### RECORDS FOR THIS TASK
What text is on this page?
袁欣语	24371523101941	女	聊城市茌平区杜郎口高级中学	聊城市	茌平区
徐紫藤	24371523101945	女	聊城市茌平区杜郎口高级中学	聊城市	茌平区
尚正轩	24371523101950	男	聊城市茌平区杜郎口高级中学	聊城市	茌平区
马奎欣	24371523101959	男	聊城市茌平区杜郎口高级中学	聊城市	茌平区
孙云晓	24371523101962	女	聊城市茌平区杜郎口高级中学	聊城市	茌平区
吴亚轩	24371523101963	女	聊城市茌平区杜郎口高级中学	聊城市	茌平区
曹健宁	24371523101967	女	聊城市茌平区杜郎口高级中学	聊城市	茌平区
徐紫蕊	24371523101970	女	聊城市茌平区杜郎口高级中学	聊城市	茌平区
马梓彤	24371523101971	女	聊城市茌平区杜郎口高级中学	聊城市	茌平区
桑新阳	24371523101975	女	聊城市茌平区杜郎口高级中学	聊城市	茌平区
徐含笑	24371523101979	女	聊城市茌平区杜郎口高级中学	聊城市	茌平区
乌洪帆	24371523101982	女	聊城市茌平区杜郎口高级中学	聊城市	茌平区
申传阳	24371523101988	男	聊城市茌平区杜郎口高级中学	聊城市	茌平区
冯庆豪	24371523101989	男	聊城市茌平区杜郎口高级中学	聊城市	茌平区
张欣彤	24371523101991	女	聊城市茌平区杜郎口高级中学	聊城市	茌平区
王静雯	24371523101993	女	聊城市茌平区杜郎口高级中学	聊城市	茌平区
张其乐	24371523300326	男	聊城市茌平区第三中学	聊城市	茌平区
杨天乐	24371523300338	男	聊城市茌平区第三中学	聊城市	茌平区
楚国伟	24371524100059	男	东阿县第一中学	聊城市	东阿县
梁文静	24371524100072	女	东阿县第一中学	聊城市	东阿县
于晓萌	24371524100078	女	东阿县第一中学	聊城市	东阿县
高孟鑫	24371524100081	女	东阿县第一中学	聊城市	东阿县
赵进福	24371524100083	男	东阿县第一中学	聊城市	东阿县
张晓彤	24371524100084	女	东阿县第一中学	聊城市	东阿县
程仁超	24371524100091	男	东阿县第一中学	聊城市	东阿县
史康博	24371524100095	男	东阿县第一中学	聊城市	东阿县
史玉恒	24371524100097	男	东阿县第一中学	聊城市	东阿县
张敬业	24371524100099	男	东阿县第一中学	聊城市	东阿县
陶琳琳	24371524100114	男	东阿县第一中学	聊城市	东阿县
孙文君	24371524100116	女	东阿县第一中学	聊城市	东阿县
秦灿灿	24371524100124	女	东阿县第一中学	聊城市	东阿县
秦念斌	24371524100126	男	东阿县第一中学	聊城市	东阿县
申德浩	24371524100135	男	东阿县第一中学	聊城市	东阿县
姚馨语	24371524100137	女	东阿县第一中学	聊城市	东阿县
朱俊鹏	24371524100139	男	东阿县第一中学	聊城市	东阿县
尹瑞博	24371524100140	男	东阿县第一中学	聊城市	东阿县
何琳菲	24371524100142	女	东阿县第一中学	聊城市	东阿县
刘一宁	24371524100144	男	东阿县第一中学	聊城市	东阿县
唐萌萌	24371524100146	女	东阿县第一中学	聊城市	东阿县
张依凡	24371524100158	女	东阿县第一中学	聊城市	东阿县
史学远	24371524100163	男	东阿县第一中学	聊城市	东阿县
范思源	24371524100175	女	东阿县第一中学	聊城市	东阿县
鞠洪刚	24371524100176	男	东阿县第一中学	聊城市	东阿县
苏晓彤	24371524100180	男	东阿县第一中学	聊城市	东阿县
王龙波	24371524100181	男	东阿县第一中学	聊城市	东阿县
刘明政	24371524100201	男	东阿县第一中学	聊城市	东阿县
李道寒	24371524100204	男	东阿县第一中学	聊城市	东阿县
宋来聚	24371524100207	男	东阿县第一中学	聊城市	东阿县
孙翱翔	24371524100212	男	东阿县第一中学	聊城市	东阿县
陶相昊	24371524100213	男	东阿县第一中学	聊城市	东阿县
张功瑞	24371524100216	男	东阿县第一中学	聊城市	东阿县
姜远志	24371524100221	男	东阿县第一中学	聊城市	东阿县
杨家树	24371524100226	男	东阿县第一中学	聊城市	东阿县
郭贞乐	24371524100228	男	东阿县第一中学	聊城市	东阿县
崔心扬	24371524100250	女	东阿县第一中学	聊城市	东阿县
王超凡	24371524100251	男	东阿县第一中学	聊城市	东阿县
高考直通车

### AIM
Locate the lines above that contain "聊城市茌平区第三中学" and copy them.

### REPLY
张其乐	24371523300326	男	聊城市茌平区第三中学	聊城市	茌平区
杨天乐	24371523300338	男	聊城市茌平区第三中学	聊城市	茌平区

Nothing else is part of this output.